──────── Records supplied

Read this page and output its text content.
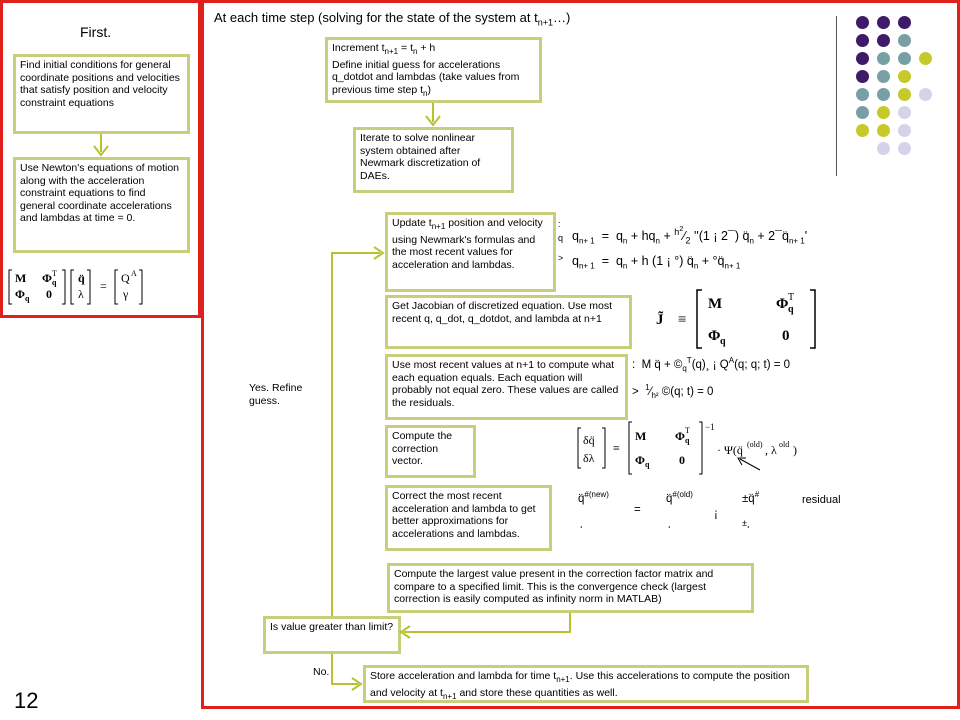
First.
Find initial conditions for general coordinate positions and velocities that satisfy position and velocity constraint equations
Use Newton's equations of motion along with the acceleration constraint equations to find general coordinate accelerations and lambdas at time = 0.
M
Φ q
Φ q
T
0
q̈
λ
=
Q A
γ
At each time step (solving for the state of the system at $t_{n+1}\dots$)
Increment $t_{n+1} = t_n + h$
Define initial guess for accelerations q_dotdot and lambdas (take values from previous time step $t_n$)
Iterate to solve nonlinear system obtained after Newmark discretization of DAEs.
Update $t_{n+1}$ position and velocity using Newmark's formulas and the most recent values for acceleration and lambdas.
Get Jacobian of discretized equation. Use most recent q, q_dot, q_dotdot, and lambda at n+1
Use most recent values at n+1 to compute what each equation equals. Each equation will probably not equal zero. These values are called the residuals.
Compute the correction vector.
Correct the most recent acceleration and lambda to get better approximations for accelerations and lambdas.
Compute the largest value present in the correction factor matrix and compare to a specified limit. This is the convergence check (largest correction is easily computed as infinity norm in MATLAB)
Is value greater than limit?
Store acceleration and lambda for time $t_{n+1}$. Use this accelerations to compute the position and velocity at $t_{n+1}$ and store these quantities as well.
Yes. Refine guess.
No.
residual
:
q $q_{n+ 1} = q_n + hq_n$ + $^{h^2}⁄_2$ ''(1 ¡ 2¯) $q̈_n$ + $2¯q̈_{n+ 1}'$
> $q_{n+ 1} = q_n + h$ (1 ¡ °) $q̈_n$ + $^\circ q̈_{n+ 1}$
J̃ ≡
M
Φ q
Φ q
T
0
:  M q̈ + $©_q^T(q)¸$ ¡ $Q^A(q$; q; t) = 0
>  $^1⁄_{h^2}$ ©(q; t) = 0
δq̈
δλ
≡
M
Φ q
Φ q
T
0
−1
· Ψ(q̈ (old) , λ old )
q̈$^{\#(new)}$
¸
=
q̈$^{\#(old)}$
¸
¡
±q̈#
±¸
12
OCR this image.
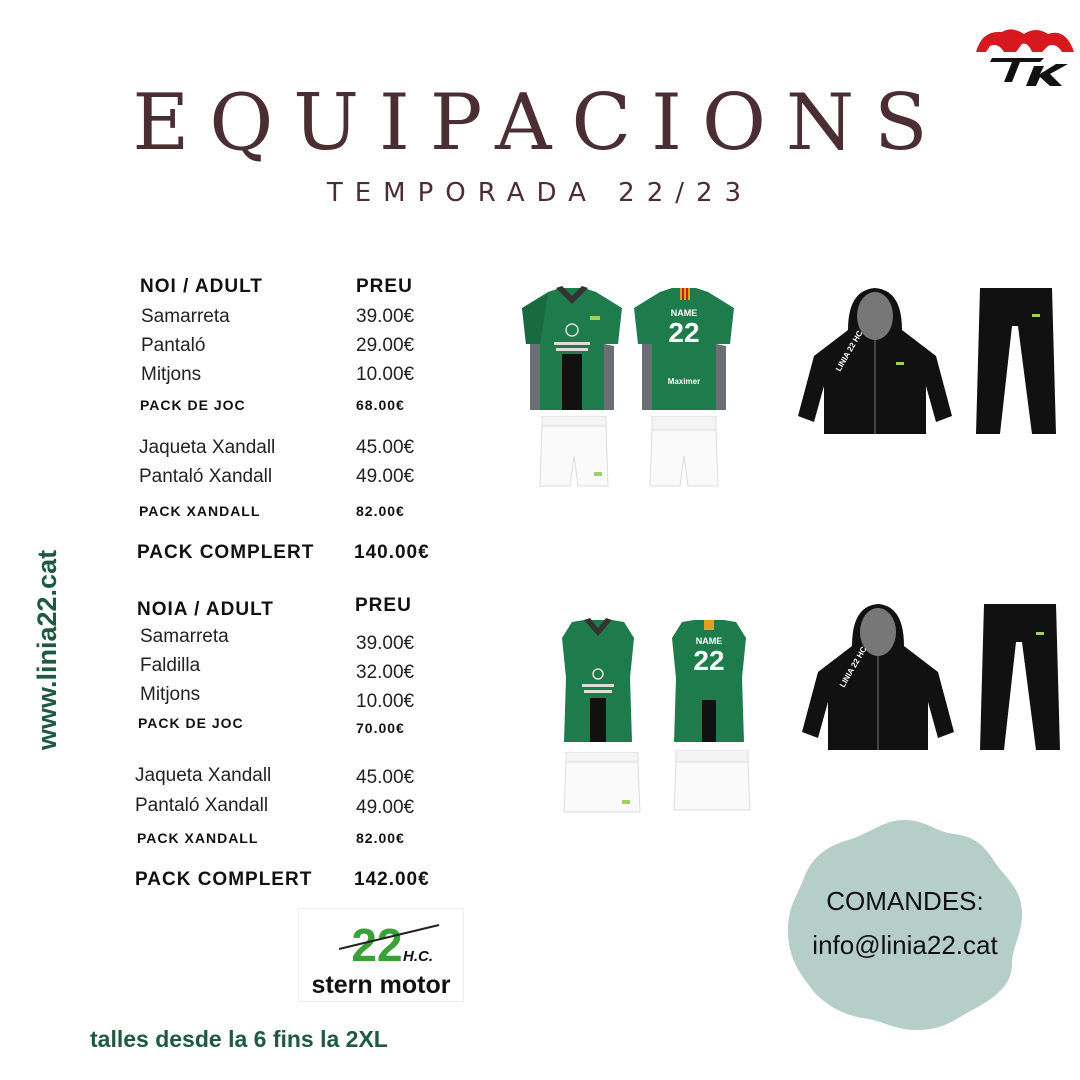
EQUIPACIONS
TEMPORADA 22/23
www.linia22.cat
NOI / ADULT	PREU
Samarreta	39.00€
Pantaló	29.00€
Mitjons	10.00€
PACK DE JOC	68.00€
Jaqueta Xandall	45.00€
Pantaló Xandall	49.00€
PACK XANDALL	82.00€
PACK COMPLERT 140.00€
NOIA / ADULT	PREU
Samarreta	39.00€
Faldilla	32.00€
Mitjons	10.00€
PACK DE JOC	70.00€
Jaqueta Xandall	45.00€
Pantaló Xandall	49.00€
PACK XANDALL	82.00€
PACK COMPLERT 142.00€
NAME
22
Maximer
LINIA 22 HC
NAME
22	LINIA 22 HC
22 H.C.
stern motor
COMANDES:
info@linia22.cat
talles desde la 6 fins la 2XL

────────────────

__Given request__: State how many lines of the records hold the string "lambdas", and nothing else.

__Answer below__: 4